▶ [Dataset items]
>> BEGIN
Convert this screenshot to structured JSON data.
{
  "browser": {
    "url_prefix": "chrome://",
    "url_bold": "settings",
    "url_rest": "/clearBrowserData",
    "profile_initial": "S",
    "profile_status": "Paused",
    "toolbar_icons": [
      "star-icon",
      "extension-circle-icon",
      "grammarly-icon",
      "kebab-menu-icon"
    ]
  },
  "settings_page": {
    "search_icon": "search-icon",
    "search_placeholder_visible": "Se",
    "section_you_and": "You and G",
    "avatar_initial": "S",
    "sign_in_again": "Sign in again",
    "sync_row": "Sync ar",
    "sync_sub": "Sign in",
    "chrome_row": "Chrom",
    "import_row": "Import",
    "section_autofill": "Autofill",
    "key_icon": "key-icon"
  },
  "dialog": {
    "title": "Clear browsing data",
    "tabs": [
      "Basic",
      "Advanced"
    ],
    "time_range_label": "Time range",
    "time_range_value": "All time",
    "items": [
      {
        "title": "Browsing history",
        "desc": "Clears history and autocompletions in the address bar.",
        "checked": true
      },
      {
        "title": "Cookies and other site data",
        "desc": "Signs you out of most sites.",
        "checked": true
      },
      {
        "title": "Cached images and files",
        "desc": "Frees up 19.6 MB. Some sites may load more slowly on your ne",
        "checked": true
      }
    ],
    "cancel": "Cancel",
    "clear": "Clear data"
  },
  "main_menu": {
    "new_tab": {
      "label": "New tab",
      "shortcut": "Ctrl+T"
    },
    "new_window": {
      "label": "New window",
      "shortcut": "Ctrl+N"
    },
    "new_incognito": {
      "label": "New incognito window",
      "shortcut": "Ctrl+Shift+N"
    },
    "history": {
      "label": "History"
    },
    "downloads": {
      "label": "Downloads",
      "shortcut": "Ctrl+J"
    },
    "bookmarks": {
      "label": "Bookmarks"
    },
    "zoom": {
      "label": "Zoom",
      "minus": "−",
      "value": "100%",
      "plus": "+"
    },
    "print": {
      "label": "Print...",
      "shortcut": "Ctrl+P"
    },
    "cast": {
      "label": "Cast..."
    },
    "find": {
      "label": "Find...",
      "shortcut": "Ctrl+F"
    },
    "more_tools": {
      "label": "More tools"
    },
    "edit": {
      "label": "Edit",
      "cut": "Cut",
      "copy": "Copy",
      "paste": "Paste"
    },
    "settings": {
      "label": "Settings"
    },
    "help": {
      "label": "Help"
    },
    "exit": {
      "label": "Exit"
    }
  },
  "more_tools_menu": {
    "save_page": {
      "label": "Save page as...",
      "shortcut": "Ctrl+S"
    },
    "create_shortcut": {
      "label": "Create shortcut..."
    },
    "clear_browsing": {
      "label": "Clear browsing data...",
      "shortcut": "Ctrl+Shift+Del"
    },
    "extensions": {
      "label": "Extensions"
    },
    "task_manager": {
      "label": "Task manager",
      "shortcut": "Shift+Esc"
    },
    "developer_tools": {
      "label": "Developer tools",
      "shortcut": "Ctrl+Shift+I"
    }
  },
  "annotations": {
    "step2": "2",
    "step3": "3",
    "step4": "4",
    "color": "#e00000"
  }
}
>> END
▶ [WHAT THE TASK REQUIRES] Every line in the data that holds "sites" should be copied out.

▶ [TASK OUTPUT]
        "desc": "Signs you out of most sites.",
        "desc": "Frees up 19.6 MB. Some sites may load more slowly on your ne",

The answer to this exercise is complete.